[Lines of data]

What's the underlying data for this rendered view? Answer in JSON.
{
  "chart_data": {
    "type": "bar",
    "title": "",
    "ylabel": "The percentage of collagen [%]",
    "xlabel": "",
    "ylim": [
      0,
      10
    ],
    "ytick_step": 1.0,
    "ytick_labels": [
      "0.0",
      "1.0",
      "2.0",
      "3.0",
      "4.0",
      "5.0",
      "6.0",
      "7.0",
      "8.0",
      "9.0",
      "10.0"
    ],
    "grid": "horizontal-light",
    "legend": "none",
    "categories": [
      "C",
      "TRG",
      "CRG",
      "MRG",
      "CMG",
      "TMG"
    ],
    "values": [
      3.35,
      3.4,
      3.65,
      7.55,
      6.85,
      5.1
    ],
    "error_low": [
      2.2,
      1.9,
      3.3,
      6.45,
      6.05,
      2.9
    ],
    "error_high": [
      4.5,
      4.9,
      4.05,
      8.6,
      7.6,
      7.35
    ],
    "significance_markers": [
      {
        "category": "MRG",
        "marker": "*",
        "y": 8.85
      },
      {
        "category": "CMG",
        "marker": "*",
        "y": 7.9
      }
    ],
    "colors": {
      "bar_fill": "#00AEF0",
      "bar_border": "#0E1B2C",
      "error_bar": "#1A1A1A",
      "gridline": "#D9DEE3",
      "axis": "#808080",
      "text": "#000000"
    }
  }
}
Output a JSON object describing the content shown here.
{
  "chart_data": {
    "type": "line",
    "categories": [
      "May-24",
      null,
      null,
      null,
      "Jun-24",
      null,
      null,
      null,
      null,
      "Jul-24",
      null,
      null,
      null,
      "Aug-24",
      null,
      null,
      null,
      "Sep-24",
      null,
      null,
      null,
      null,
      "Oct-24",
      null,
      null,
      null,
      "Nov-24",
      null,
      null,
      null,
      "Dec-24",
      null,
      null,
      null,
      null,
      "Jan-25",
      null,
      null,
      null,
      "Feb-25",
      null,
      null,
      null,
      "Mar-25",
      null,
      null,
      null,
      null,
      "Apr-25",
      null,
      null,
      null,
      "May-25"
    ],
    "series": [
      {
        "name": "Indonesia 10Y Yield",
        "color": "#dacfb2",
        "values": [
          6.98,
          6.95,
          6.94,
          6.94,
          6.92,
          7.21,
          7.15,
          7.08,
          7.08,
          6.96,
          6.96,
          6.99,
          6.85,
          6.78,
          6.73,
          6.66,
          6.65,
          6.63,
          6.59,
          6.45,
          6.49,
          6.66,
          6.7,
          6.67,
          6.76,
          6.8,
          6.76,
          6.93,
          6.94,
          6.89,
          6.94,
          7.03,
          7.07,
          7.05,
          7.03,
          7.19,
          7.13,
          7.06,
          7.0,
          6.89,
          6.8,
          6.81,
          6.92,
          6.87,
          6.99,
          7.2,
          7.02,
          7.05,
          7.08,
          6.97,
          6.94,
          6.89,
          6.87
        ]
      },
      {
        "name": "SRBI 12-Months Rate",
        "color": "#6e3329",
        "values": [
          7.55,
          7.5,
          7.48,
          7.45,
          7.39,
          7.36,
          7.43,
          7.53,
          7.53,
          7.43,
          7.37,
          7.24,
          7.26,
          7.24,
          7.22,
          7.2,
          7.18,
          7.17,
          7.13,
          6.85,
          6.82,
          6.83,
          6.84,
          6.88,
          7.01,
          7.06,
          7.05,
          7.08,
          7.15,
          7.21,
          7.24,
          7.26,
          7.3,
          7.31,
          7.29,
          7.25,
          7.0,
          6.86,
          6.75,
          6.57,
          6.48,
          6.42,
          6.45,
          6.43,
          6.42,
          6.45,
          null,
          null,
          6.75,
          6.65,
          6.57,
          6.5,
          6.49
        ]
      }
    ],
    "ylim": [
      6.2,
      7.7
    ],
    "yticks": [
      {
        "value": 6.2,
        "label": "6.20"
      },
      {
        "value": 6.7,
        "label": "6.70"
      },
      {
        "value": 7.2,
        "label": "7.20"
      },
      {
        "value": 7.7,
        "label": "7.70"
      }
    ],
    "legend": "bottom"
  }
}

Task to complete. Look through the lines above and collect those with the word "JSON".

Result.
What's the underlying data for this rendered view? Answer in JSON.
Output a JSON object describing the content shown here.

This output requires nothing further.